— begin Material for this exercise —
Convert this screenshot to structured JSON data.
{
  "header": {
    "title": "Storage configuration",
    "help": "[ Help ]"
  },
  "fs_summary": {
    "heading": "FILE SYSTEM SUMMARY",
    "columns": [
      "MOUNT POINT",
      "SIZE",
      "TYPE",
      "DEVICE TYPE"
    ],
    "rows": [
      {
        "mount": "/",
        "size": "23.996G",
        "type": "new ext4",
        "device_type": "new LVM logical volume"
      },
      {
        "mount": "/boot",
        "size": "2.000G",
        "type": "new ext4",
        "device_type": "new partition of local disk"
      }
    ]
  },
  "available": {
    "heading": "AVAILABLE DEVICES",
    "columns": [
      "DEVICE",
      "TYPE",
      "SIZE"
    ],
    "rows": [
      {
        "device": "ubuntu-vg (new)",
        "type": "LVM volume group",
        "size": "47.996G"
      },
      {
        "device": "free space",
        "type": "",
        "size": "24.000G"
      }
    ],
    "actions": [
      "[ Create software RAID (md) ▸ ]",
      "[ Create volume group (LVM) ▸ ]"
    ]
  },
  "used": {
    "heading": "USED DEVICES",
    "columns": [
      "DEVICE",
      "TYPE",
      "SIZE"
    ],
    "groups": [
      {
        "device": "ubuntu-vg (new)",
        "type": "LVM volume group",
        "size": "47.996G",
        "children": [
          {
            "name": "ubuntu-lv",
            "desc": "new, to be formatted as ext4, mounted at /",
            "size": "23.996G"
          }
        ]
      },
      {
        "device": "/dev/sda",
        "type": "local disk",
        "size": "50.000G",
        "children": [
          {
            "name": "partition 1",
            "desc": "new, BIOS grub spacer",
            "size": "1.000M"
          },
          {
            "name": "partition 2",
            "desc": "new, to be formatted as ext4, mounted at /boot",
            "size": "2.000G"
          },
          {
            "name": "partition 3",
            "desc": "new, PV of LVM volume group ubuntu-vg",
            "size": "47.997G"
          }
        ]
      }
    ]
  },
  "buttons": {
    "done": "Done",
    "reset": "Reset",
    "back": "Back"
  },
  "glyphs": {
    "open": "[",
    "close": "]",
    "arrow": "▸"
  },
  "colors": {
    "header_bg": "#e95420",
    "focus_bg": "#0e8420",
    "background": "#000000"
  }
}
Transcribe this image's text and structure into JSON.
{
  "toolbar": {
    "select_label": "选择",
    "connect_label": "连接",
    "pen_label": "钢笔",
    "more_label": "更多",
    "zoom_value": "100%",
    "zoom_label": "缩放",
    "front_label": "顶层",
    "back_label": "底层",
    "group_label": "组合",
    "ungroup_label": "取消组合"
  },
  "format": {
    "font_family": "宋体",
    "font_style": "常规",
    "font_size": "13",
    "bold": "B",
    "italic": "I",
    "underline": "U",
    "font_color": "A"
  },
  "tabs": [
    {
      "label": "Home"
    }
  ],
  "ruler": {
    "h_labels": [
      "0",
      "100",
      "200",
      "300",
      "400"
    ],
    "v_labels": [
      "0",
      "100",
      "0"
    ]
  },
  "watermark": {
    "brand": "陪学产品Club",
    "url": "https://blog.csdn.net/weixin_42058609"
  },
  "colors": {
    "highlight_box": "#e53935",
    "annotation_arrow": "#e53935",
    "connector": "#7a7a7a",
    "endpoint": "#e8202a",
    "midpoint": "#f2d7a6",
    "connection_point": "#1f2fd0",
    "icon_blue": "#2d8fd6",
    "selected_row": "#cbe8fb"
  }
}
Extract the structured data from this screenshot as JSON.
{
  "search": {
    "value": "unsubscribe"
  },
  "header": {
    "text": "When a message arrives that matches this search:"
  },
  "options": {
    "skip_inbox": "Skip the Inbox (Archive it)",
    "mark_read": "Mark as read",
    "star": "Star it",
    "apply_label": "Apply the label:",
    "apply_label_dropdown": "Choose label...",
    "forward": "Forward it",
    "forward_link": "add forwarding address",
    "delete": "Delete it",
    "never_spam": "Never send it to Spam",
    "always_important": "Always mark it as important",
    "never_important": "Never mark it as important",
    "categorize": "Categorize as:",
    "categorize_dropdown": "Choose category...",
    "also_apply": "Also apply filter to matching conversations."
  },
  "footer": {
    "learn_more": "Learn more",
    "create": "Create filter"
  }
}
— end Material for this exercise —
Type out the material again exactly as presented.

Convert this screenshot to structured JSON data.
{
  "header": {
    "title": "Storage configuration",
    "help": "[ Help ]"
  },
  "fs_summary": {
    "heading": "FILE SYSTEM SUMMARY",
    "columns": [
      "MOUNT POINT",
      "SIZE",
      "TYPE",
      "DEVICE TYPE"
    ],
    "rows": [
      {
        "mount": "/",
        "size": "23.996G",
        "type": "new ext4",
        "device_type": "new LVM logical volume"
      },
      {
        "mount": "/boot",
        "size": "2.000G",
        "type": "new ext4",
        "device_type": "new partition of local disk"
      }
    ]
  },
  "available": {
    "heading": "AVAILABLE DEVICES",
    "columns": [
      "DEVICE",
      "TYPE",
      "SIZE"
    ],
    "rows": [
      {
        "device": "ubuntu-vg (new)",
        "type": "LVM volume group",
        "size": "47.996G"
      },
      {
        "device": "free space",
        "type": "",
        "size": "24.000G"
      }
    ],
    "actions": [
      "[ Create software RAID (md) ▸ ]",
      "[ Create volume group (LVM) ▸ ]"
    ]
  },
  "used": {
    "heading": "USED DEVICES",
    "columns": [
      "DEVICE",
      "TYPE",
      "SIZE"
    ],
    "groups": [
      {
        "device": "ubuntu-vg (new)",
        "type": "LVM volume group",
        "size": "47.996G",
        "children": [
          {
            "name": "ubuntu-lv",
            "desc": "new, to be formatted as ext4, mounted at /",
            "size": "23.996G"
          }
        ]
      },
      {
        "device": "/dev/sda",
        "type": "local disk",
        "size": "50.000G",
        "children": [
          {
            "name": "partition 1",
            "desc": "new, BIOS grub spacer",
            "size": "1.000M"
          },
          {
            "name": "partition 2",
            "desc": "new, to be formatted as ext4, mounted at /boot",
            "size": "2.000G"
          },
          {
            "name": "partition 3",
            "desc": "new, PV of LVM volume group ubuntu-vg",
            "size": "47.997G"
          }
        ]
      }
    ]
  },
  "buttons": {
    "done": "Done",
    "reset": "Reset",
    "back": "Back"
  },
  "glyphs": {
    "open": "[",
    "close": "]",
    "arrow": "▸"
  },
  "colors": {
    "header_bg": "#e95420",
    "focus_bg": "#0e8420",
    "background": "#000000"
  }
}
Transcribe this image's text and structure into JSON.
{
  "toolbar": {
    "select_label": "选择",
    "connect_label": "连接",
    "pen_label": "钢笔",
    "more_label": "更多",
    "zoom_value": "100%",
    "zoom_label": "缩放",
    "front_label": "顶层",
    "back_label": "底层",
    "group_label": "组合",
    "ungroup_label": "取消组合"
  },
  "format": {
    "font_family": "宋体",
    "font_style": "常规",
    "font_size": "13",
    "bold": "B",
    "italic": "I",
    "underline": "U",
    "font_color": "A"
  },
  "tabs": [
    {
      "label": "Home"
    }
  ],
  "ruler": {
    "h_labels": [
      "0",
      "100",
      "200",
      "300",
      "400"
    ],
    "v_labels": [
      "0",
      "100",
      "0"
    ]
  },
  "watermark": {
    "brand": "陪学产品Club",
    "url": "https://blog.csdn.net/weixin_42058609"
  },
  "colors": {
    "highlight_box": "#e53935",
    "annotation_arrow": "#e53935",
    "connector": "#7a7a7a",
    "endpoint": "#e8202a",
    "midpoint": "#f2d7a6",
    "connection_point": "#1f2fd0",
    "icon_blue": "#2d8fd6",
    "selected_row": "#cbe8fb"
  }
}
Extract the structured data from this screenshot as JSON.
{
  "search": {
    "value": "unsubscribe"
  },
  "header": {
    "text": "When a message arrives that matches this search:"
  },
  "options": {
    "skip_inbox": "Skip the Inbox (Archive it)",
    "mark_read": "Mark as read",
    "star": "Star it",
    "apply_label": "Apply the label:",
    "apply_label_dropdown": "Choose label...",
    "forward": "Forward it",
    "forward_link": "add forwarding address",
    "delete": "Delete it",
    "never_spam": "Never send it to Spam",
    "always_important": "Always mark it as important",
    "never_important": "Never mark it as important",
    "categorize": "Categorize as:",
    "categorize_dropdown": "Choose category...",
    "also_apply": "Also apply filter to matching conversations."
  },
  "footer": {
    "learn_more": "Learn more",
    "create": "Create filter"
  }
}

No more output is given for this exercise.